---- Exercise material

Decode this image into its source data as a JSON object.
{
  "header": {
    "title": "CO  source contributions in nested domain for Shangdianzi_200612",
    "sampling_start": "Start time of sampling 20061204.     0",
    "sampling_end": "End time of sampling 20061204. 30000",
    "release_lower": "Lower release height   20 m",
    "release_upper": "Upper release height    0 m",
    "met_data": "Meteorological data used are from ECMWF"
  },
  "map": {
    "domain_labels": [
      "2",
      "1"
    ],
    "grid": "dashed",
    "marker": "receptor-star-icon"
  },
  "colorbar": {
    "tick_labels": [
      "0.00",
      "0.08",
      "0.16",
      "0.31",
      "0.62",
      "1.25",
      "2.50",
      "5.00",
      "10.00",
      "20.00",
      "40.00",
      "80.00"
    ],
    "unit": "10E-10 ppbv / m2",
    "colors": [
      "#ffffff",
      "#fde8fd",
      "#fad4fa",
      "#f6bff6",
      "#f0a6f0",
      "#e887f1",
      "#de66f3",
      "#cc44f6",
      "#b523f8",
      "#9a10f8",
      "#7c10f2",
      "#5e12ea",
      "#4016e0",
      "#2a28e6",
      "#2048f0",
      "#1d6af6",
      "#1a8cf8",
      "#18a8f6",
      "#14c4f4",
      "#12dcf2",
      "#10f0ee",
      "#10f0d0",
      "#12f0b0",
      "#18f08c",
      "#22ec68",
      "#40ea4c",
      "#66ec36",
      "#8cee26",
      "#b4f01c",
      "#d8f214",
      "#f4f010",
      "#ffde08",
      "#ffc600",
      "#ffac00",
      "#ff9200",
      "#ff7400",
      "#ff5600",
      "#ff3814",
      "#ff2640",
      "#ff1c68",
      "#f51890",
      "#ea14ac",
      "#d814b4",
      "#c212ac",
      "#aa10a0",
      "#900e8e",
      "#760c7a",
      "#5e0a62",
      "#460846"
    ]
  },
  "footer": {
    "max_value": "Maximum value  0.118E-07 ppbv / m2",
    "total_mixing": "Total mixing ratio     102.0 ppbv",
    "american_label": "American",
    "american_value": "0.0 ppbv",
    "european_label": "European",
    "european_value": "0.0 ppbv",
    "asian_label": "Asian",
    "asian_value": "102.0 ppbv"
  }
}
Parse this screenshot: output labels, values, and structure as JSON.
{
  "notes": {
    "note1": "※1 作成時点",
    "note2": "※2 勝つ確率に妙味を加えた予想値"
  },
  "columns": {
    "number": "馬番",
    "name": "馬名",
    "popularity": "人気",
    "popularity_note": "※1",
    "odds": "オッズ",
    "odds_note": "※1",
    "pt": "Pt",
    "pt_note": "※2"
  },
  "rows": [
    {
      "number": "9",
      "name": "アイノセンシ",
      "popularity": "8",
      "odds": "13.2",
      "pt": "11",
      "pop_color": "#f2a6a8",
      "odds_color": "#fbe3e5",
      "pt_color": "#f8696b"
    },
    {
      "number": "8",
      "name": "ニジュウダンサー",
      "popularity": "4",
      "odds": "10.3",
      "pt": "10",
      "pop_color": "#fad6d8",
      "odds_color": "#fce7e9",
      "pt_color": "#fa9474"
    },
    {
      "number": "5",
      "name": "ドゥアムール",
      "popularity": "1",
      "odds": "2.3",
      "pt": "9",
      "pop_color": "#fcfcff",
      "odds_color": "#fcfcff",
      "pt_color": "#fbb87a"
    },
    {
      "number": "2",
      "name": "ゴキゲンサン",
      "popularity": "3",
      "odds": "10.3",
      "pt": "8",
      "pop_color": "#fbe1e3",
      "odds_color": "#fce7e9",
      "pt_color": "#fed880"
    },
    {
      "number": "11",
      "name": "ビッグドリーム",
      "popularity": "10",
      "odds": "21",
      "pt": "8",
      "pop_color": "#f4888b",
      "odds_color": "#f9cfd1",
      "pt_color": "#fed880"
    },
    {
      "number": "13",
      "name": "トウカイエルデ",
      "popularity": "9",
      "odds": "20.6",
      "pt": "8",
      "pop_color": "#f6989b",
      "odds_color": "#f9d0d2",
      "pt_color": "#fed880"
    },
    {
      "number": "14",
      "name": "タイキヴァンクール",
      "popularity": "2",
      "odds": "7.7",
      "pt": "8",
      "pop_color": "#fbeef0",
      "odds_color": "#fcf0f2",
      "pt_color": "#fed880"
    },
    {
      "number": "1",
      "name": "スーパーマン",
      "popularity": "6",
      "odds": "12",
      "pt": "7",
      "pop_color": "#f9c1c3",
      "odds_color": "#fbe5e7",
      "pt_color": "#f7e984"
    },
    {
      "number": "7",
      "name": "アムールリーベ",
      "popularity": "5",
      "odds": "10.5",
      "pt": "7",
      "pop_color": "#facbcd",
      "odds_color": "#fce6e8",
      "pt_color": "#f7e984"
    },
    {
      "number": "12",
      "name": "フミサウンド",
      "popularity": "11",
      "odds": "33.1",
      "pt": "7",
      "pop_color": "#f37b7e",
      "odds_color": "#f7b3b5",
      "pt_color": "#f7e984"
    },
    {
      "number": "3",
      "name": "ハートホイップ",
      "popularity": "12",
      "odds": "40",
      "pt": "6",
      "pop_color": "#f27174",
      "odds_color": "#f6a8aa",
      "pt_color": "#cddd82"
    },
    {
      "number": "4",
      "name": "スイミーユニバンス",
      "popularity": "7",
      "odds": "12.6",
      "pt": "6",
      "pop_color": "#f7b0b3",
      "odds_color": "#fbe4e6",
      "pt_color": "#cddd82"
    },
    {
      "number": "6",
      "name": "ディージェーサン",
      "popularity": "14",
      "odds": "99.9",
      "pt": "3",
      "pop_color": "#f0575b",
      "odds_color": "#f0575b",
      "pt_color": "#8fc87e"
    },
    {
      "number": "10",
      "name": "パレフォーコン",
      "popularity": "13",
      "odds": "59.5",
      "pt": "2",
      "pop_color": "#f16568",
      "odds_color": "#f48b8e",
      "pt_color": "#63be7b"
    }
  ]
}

--------

§ Task directions
Write out the material exactly as given.

§ Solved exercise
Decode this image into its source data as a JSON object.
{
  "header": {
    "title": "CO  source contributions in nested domain for Shangdianzi_200612",
    "sampling_start": "Start time of sampling 20061204.     0",
    "sampling_end": "End time of sampling 20061204. 30000",
    "release_lower": "Lower release height   20 m",
    "release_upper": "Upper release height    0 m",
    "met_data": "Meteorological data used are from ECMWF"
  },
  "map": {
    "domain_labels": [
      "2",
      "1"
    ],
    "grid": "dashed",
    "marker": "receptor-star-icon"
  },
  "colorbar": {
    "tick_labels": [
      "0.00",
      "0.08",
      "0.16",
      "0.31",
      "0.62",
      "1.25",
      "2.50",
      "5.00",
      "10.00",
      "20.00",
      "40.00",
      "80.00"
    ],
    "unit": "10E-10 ppbv / m2",
    "colors": [
      "#ffffff",
      "#fde8fd",
      "#fad4fa",
      "#f6bff6",
      "#f0a6f0",
      "#e887f1",
      "#de66f3",
      "#cc44f6",
      "#b523f8",
      "#9a10f8",
      "#7c10f2",
      "#5e12ea",
      "#4016e0",
      "#2a28e6",
      "#2048f0",
      "#1d6af6",
      "#1a8cf8",
      "#18a8f6",
      "#14c4f4",
      "#12dcf2",
      "#10f0ee",
      "#10f0d0",
      "#12f0b0",
      "#18f08c",
      "#22ec68",
      "#40ea4c",
      "#66ec36",
      "#8cee26",
      "#b4f01c",
      "#d8f214",
      "#f4f010",
      "#ffde08",
      "#ffc600",
      "#ffac00",
      "#ff9200",
      "#ff7400",
      "#ff5600",
      "#ff3814",
      "#ff2640",
      "#ff1c68",
      "#f51890",
      "#ea14ac",
      "#d814b4",
      "#c212ac",
      "#aa10a0",
      "#900e8e",
      "#760c7a",
      "#5e0a62",
      "#460846"
    ]
  },
  "footer": {
    "max_value": "Maximum value  0.118E-07 ppbv / m2",
    "total_mixing": "Total mixing ratio     102.0 ppbv",
    "american_label": "American",
    "american_value": "0.0 ppbv",
    "european_label": "European",
    "european_value": "0.0 ppbv",
    "asian_label": "Asian",
    "asian_value": "102.0 ppbv"
  }
}
Parse this screenshot: output labels, values, and structure as JSON.
{
  "notes": {
    "note1": "※1 作成時点",
    "note2": "※2 勝つ確率に妙味を加えた予想値"
  },
  "columns": {
    "number": "馬番",
    "name": "馬名",
    "popularity": "人気",
    "popularity_note": "※1",
    "odds": "オッズ",
    "odds_note": "※1",
    "pt": "Pt",
    "pt_note": "※2"
  },
  "rows": [
    {
      "number": "9",
      "name": "アイノセンシ",
      "popularity": "8",
      "odds": "13.2",
      "pt": "11",
      "pop_color": "#f2a6a8",
      "odds_color": "#fbe3e5",
      "pt_color": "#f8696b"
    },
    {
      "number": "8",
      "name": "ニジュウダンサー",
      "popularity": "4",
      "odds": "10.3",
      "pt": "10",
      "pop_color": "#fad6d8",
      "odds_color": "#fce7e9",
      "pt_color": "#fa9474"
    },
    {
      "number": "5",
      "name": "ドゥアムール",
      "popularity": "1",
      "odds": "2.3",
      "pt": "9",
      "pop_color": "#fcfcff",
      "odds_color": "#fcfcff",
      "pt_color": "#fbb87a"
    },
    {
      "number": "2",
      "name": "ゴキゲンサン",
      "popularity": "3",
      "odds": "10.3",
      "pt": "8",
      "pop_color": "#fbe1e3",
      "odds_color": "#fce7e9",
      "pt_color": "#fed880"
    },
    {
      "number": "11",
      "name": "ビッグドリーム",
      "popularity": "10",
      "odds": "21",
      "pt": "8",
      "pop_color": "#f4888b",
      "odds_color": "#f9cfd1",
      "pt_color": "#fed880"
    },
    {
      "number": "13",
      "name": "トウカイエルデ",
      "popularity": "9",
      "odds": "20.6",
      "pt": "8",
      "pop_color": "#f6989b",
      "odds_color": "#f9d0d2",
      "pt_color": "#fed880"
    },
    {
      "number": "14",
      "name": "タイキヴァンクール",
      "popularity": "2",
      "odds": "7.7",
      "pt": "8",
      "pop_color": "#fbeef0",
      "odds_color": "#fcf0f2",
      "pt_color": "#fed880"
    },
    {
      "number": "1",
      "name": "スーパーマン",
      "popularity": "6",
      "odds": "12",
      "pt": "7",
      "pop_color": "#f9c1c3",
      "odds_color": "#fbe5e7",
      "pt_color": "#f7e984"
    },
    {
      "number": "7",
      "name": "アムールリーベ",
      "popularity": "5",
      "odds": "10.5",
      "pt": "7",
      "pop_color": "#facbcd",
      "odds_color": "#fce6e8",
      "pt_color": "#f7e984"
    },
    {
      "number": "12",
      "name": "フミサウンド",
      "popularity": "11",
      "odds": "33.1",
      "pt": "7",
      "pop_color": "#f37b7e",
      "odds_color": "#f7b3b5",
      "pt_color": "#f7e984"
    },
    {
      "number": "3",
      "name": "ハートホイップ",
      "popularity": "12",
      "odds": "40",
      "pt": "6",
      "pop_color": "#f27174",
      "odds_color": "#f6a8aa",
      "pt_color": "#cddd82"
    },
    {
      "number": "4",
      "name": "スイミーユニバンス",
      "popularity": "7",
      "odds": "12.6",
      "pt": "6",
      "pop_color": "#f7b0b3",
      "odds_color": "#fbe4e6",
      "pt_color": "#cddd82"
    },
    {
      "number": "6",
      "name": "ディージェーサン",
      "popularity": "14",
      "odds": "99.9",
      "pt": "3",
      "pop_color": "#f0575b",
      "odds_color": "#f0575b",
      "pt_color": "#8fc87e"
    },
    {
      "number": "10",
      "name": "パレフォーコン",
      "popularity": "13",
      "odds": "59.5",
      "pt": "2",
      "pop_color": "#f16568",
      "odds_color": "#f48b8e",
      "pt_color": "#63be7b"
    }
  ]
}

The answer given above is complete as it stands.